CONSIGNE 1:
Quelles lignes de la liste contiennent la chaîne « value » ? Relevez-les toutes, en tenant compte de la casse.

ARTICLE:
──────────────────────────────
Un fait divers = une loi : la méthode Sarkozy

Publié à 12h01, le 22 novembre 2011 , Modifié à 15h41, le 22 novembre 2011

Un fait divers = une loi : la méthode Sarkozy

Tout est prêt. Mercredi, en conseil des ministres, le garde des Sceaux, Michel Mercier, présentera de nouvelles mesures contre la récidive. Une réponse au meurtre d'Agnès à Chambon-sur-Lignon (Haute-Loire), en fin de semaine dernière, qui entre en plein dans la stratégie Sarkozy : un fait divers = une loi. Le Lab revient sur l'ensemble de ces textes législatifs édictés sous le coup de l'émotion et jauge leur efficacité.
──────────────────────────────
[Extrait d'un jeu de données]
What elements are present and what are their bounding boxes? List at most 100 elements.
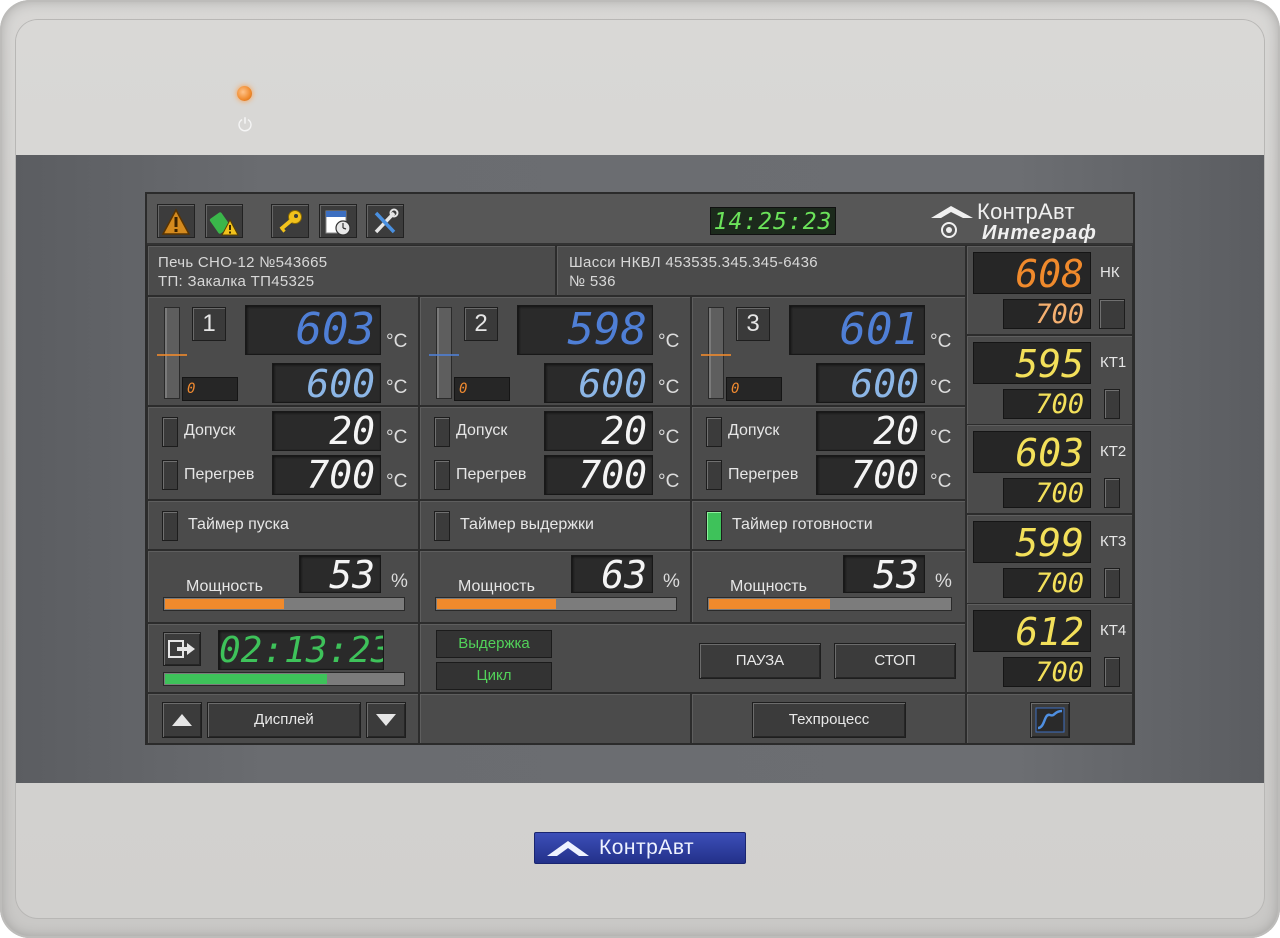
sensor-value: 612 [973, 610, 1091, 653]
current-unit: °C [386, 331, 408, 352]
trend-chart-icon [1035, 707, 1065, 733]
overheat-unit: °C [386, 471, 408, 492]
settings-button[interactable] [366, 204, 404, 238]
channel-timer-panel: Таймер готовности [691, 500, 966, 550]
sensor-value: 608 [973, 252, 1091, 295]
overheat-label: Перегрев [728, 466, 799, 483]
mode-cycle-indicator: Цикл [436, 662, 552, 690]
channel-power-panel: Мощность 63% [419, 550, 691, 623]
process-name: ТП: Закалка ТП45325 [158, 273, 315, 290]
channel-small-value: 0 [182, 377, 238, 401]
timer-label: Таймер готовности [732, 516, 873, 533]
trend-button[interactable] [1030, 702, 1070, 738]
process-control-panel: Выдержка Цикл ПАУЗА СТОП [419, 623, 966, 693]
display-next-button[interactable] [366, 702, 406, 738]
channel-column-2: 0 2 598 °C 600 °C Допуск 20 °C Перегрев 700 °C Тайме… [419, 296, 691, 623]
tolerance-value: 20 [544, 411, 653, 451]
alarm-button[interactable] [157, 204, 195, 238]
furnace-info-panel: Печь СНО-12 №543665 ТП: Закалка ТП45325 [147, 245, 556, 296]
sensor-panel-КТ1: 595 КТ1 700 [966, 334, 1133, 425]
overheat-indicator [706, 460, 722, 490]
process-elapsed-time: 02:13:23 [218, 630, 384, 670]
sensor-value: 595 [973, 341, 1091, 385]
pause-button[interactable]: ПАУЗА [699, 643, 821, 679]
power-unit: % [935, 571, 952, 592]
setpoint-unit: °C [386, 377, 408, 398]
overheat-value: 700 [816, 455, 925, 495]
channel-current-temperature: 601 [789, 305, 925, 355]
mode-hold-indicator: Выдержка [436, 630, 552, 658]
setpoint-unit: °C [658, 377, 680, 398]
tools-icon [374, 208, 399, 234]
sensor-indicator [1104, 657, 1120, 688]
power-bar-fill [165, 599, 284, 609]
trend-panel [966, 693, 1133, 743]
thermometer-marker [701, 354, 731, 356]
system-clock: 14:25:23 [710, 207, 836, 235]
furnace-name: Печь СНО-12 №543665 [158, 254, 328, 271]
channel-current-temperature: 598 [517, 305, 653, 355]
process-progress-bar [163, 672, 405, 686]
sensor-name: КТ4 [1100, 622, 1127, 640]
sensor-panel-КТ2: 603 КТ2 700 [966, 424, 1133, 515]
access-key-button[interactable] [271, 204, 309, 238]
tolerance-value: 20 [816, 411, 925, 451]
channel-column-1: 0 1 603 °C 600 °C Допуск 20 °C Перегрев 700 °C Тайме… [147, 296, 419, 623]
channel-number: 1 [192, 307, 226, 341]
sensor-indicator [1099, 299, 1125, 329]
display-prev-button[interactable] [162, 702, 202, 738]
process-progress-fill [165, 674, 327, 684]
sensor-setpoint: 700 [1003, 478, 1091, 509]
channel-limits-panel: Допуск 20 °C Перегрев 700 °C [691, 406, 966, 500]
tolerance-unit: °C [658, 427, 680, 448]
sensor-panel-КТ4: 612 КТ4 700 [966, 603, 1133, 694]
usb-button[interactable] [205, 204, 243, 238]
sensor-panel-КТ3: 599 КТ3 700 [966, 513, 1133, 604]
thermometer-marker [157, 354, 187, 356]
channel-power-panel: Мощность 53% [147, 550, 419, 623]
brand-logo-icon [547, 841, 589, 856]
overheat-label: Перегрев [456, 466, 527, 483]
exit-button[interactable] [163, 632, 201, 666]
toolbar: 14:25:23 КонтрАвт Интеграф [147, 194, 1133, 245]
power-label: Мощность [458, 578, 535, 595]
timer-indicator [434, 511, 450, 541]
chassis-info-panel: Шасси НКВЛ 453535.345.345-6436 № 536 [556, 245, 966, 296]
channel-number: 2 [464, 307, 498, 341]
chassis-name: Шасси НКВЛ 453535.345.345-6436 [569, 254, 818, 271]
tolerance-label: Допуск [728, 422, 780, 439]
sensor-value: 603 [973, 431, 1091, 474]
display-button[interactable]: Дисплей [207, 702, 361, 738]
process-timer-panel: 02:13:23 [147, 623, 419, 693]
timer-indicator [162, 511, 178, 541]
power-unit: % [663, 571, 680, 592]
timer-label: Таймер выдержки [460, 516, 594, 533]
brand-badge-label: КонтрАвт [599, 836, 695, 859]
brand-badge: КонтрАвт [534, 832, 746, 864]
sensor-name: КТ2 [1100, 443, 1127, 461]
techprocess-button[interactable]: Техпроцесс [752, 702, 906, 738]
power-icon: ⏻ [237, 115, 253, 135]
logo-text-integraf: Интеграф [982, 222, 1097, 244]
log-button[interactable] [319, 204, 357, 238]
sensor-setpoint: 700 [1003, 657, 1091, 688]
channel-timer-panel: Таймер выдержки [419, 500, 691, 550]
power-value: 63 [571, 555, 653, 593]
sensor-indicator [1104, 567, 1120, 598]
channel-power-panel: Мощность 53% [691, 550, 966, 623]
overheat-value: 700 [272, 455, 381, 495]
overheat-indicator [434, 460, 450, 490]
tolerance-indicator [162, 417, 178, 447]
sensor-value: 599 [973, 520, 1091, 564]
channel-current-temperature: 603 [245, 305, 381, 355]
channel-setpoint: 600 [272, 363, 381, 403]
channel-temperature-panel: 0 3 601 °C 600 °C [691, 296, 966, 406]
overheat-indicator [162, 460, 178, 490]
channel-thermometer [157, 307, 187, 399]
channel-temperature-panel: 0 2 598 °C 600 °C [419, 296, 691, 406]
stop-button[interactable]: СТОП [834, 643, 956, 679]
thermometer-marker [429, 354, 459, 356]
sensor-panel-НК: 608 НК 700 [966, 245, 1133, 335]
overheat-unit: °C [930, 471, 952, 492]
display-nav-panel: Дисплей [147, 693, 419, 743]
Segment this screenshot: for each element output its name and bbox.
──────────────────────────────
CONSIGNE 2:
Pouvez-vous poursuivre l'article sur la méthode Sarkozy « un fait divers = une loi » à partir de sa dernière phrase ?

RÉPONSE 1:
sensor-value: 612 [973, 610, 1091, 653]
sensor-value: 608 [973, 252, 1091, 295]
channel-small-value: 0 [182, 377, 238, 401]
tolerance-value: 20 [544, 411, 653, 451]
sensor-value: 595 [973, 341, 1091, 385]
overheat-value: 700 [816, 455, 925, 495]
tolerance-value: 20 [816, 411, 925, 451]
sensor-value: 603 [973, 431, 1091, 474]
power-value: 63 [571, 555, 653, 593]
overheat-value: 700 [272, 455, 381, 495]
sensor-value: 599 [973, 520, 1091, 564]

RÉPONSE 2:
  1. Ce que propose Michel Mercier

    Suite au drame de Chambon-sur-Lignon, le gouvernement souhaite réagir. Mercredi, en conseil des ministres, Michel Mercier avancera les propositions suivantes :

    • Placement en centre fermé jusqu'au jugement. Tout mineur ayant commis "un crime sexuel particulièrement grave" devra dorénavant être placé en centre éducatif fermé (CEF). Jusqu'à présent, la durée de placement en centre éducatif fermé ne pouvait excéder six mois, renouvelable une fois. Dorénavant, "pour les crimes les plus graves, le garde des Sceaux demandera aux parquets de requérir le placement en centre éducatif fermé jusqu’au jugement".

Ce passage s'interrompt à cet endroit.